Dataset items:
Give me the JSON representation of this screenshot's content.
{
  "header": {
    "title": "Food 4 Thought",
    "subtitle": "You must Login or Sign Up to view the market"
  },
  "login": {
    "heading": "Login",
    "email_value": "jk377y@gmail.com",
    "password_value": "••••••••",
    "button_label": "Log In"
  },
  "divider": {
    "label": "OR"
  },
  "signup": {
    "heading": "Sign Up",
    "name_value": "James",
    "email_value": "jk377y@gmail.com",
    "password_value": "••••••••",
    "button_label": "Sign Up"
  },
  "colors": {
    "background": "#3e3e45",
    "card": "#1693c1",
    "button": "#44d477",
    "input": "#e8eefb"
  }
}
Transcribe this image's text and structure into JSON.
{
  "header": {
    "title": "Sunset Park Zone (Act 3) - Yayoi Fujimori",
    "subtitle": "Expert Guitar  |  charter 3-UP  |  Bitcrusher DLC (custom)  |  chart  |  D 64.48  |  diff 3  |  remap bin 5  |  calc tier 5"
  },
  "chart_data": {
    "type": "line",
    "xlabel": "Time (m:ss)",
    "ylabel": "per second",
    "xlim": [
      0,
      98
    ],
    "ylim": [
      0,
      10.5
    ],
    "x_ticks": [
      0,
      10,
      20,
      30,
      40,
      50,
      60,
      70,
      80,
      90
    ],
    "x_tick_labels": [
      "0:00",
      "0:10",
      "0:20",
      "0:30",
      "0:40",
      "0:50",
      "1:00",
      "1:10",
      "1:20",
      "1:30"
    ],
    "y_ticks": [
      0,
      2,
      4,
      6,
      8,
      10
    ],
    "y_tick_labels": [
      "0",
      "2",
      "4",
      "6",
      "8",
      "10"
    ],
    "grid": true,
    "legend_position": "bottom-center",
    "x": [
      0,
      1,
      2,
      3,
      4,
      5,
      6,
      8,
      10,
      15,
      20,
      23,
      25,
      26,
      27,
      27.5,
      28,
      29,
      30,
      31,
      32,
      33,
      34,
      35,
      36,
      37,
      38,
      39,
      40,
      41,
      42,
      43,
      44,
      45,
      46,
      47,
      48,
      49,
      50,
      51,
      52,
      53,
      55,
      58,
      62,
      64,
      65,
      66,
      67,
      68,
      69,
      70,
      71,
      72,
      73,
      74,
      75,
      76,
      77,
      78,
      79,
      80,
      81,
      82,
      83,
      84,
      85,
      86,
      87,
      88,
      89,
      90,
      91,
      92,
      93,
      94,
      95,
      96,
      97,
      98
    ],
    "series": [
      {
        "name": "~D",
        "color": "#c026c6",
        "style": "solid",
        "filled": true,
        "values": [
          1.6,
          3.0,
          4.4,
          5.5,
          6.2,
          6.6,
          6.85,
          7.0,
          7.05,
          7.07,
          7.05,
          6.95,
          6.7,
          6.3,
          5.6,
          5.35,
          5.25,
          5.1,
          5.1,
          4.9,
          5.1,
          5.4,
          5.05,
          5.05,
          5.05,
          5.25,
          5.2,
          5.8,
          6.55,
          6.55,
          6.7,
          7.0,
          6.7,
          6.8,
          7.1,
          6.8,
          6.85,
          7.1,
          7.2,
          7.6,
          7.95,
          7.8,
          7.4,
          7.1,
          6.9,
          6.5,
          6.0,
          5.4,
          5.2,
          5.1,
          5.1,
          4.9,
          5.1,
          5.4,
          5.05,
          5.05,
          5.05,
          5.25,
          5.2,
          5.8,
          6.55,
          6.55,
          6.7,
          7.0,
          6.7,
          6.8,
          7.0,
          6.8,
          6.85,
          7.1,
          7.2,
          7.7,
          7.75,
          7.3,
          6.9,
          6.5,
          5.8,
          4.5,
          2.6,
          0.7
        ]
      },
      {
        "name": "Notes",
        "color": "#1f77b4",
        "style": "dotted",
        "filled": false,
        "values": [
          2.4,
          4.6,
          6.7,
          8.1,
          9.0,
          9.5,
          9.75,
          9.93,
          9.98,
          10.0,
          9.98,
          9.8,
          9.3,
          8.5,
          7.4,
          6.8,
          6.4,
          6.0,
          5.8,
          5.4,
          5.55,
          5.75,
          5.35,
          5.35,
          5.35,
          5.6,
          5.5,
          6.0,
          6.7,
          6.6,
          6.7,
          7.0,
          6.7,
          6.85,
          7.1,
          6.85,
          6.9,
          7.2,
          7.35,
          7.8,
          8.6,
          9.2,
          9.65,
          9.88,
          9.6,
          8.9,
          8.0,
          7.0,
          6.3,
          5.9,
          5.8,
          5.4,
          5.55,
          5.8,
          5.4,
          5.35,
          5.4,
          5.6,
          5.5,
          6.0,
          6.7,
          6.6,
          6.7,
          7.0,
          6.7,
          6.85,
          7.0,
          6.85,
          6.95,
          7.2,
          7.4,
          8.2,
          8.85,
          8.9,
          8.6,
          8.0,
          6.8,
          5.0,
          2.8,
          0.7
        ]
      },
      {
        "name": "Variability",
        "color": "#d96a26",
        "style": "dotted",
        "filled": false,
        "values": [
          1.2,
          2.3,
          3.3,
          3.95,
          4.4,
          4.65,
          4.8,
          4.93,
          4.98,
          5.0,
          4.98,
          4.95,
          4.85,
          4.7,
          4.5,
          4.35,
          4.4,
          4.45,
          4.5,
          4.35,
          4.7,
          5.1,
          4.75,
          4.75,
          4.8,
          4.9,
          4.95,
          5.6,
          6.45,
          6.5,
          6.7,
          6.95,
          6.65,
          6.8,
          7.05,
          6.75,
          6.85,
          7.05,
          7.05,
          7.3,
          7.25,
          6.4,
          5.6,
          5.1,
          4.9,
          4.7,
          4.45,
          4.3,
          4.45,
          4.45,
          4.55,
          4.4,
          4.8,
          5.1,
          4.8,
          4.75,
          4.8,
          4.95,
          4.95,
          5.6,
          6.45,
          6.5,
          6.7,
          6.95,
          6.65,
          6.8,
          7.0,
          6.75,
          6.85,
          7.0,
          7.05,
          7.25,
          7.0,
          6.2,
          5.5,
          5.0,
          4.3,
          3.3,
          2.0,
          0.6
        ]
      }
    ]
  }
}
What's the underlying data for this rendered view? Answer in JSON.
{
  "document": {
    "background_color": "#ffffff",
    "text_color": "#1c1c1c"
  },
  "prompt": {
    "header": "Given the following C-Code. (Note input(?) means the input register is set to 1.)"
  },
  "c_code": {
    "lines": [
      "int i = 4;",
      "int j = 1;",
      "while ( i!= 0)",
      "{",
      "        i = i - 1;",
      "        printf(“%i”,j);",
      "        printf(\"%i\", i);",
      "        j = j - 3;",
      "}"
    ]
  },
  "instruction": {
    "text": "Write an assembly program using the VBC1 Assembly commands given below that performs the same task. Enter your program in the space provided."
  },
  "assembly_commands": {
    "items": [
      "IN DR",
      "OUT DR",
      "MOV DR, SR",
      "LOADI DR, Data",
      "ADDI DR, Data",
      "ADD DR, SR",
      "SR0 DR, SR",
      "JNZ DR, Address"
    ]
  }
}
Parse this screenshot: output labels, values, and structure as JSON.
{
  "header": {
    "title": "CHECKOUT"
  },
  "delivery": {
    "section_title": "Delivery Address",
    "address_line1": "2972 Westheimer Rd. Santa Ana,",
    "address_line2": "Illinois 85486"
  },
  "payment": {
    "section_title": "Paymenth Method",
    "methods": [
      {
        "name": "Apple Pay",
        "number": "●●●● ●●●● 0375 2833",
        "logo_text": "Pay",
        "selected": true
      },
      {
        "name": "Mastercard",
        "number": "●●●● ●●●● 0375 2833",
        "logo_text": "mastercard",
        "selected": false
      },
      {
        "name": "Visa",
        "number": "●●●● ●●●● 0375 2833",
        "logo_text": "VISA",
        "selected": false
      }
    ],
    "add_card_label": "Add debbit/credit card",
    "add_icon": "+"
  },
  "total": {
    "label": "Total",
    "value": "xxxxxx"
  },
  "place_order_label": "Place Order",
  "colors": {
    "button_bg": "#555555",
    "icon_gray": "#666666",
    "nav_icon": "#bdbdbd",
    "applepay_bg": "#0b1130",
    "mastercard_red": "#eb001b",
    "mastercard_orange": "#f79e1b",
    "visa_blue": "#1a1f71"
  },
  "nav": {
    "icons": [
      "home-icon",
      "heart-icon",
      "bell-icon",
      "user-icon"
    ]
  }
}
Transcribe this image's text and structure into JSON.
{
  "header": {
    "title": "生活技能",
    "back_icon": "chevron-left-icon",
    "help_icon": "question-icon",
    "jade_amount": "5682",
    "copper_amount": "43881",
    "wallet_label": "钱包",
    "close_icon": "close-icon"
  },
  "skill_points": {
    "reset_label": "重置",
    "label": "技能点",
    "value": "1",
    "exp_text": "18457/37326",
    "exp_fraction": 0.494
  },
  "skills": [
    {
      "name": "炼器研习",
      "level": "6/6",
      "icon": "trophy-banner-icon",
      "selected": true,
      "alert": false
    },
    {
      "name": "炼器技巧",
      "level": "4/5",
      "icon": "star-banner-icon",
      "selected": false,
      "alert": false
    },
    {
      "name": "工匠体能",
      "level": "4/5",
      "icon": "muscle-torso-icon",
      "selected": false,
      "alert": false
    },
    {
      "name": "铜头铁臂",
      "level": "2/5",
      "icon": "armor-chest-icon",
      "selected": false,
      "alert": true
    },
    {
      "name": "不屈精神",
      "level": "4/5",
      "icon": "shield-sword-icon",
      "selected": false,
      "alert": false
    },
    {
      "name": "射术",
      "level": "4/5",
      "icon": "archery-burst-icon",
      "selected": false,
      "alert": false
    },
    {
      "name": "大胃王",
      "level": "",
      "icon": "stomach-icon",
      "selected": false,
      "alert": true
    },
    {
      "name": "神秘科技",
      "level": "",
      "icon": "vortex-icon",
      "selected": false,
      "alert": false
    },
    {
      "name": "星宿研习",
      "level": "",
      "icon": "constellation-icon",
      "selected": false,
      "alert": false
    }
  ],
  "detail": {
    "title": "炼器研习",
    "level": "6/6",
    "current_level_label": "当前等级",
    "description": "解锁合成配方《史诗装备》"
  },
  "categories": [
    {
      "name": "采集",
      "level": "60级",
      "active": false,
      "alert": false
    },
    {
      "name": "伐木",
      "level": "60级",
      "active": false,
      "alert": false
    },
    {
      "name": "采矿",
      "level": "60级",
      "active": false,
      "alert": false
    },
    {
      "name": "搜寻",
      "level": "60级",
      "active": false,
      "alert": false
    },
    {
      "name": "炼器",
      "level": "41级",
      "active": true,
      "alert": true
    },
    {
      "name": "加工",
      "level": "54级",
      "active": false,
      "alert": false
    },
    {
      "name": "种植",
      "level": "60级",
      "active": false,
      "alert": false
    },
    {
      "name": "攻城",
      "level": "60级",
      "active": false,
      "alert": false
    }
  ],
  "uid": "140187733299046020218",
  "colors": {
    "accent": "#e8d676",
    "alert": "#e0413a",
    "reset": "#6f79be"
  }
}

> **Set task**: Where a line holds the string "subtitle", copy that line.

> **Result of the task**:
    "subtitle": "You must Login or Sign Up to view the market"
    "subtitle": "Expert Guitar  |  charter 3-UP  |  Bitcrusher DLC (custom)  |  chart  |  D 64.48  |  diff 3  |  remap bin 5  |  calc tier 5"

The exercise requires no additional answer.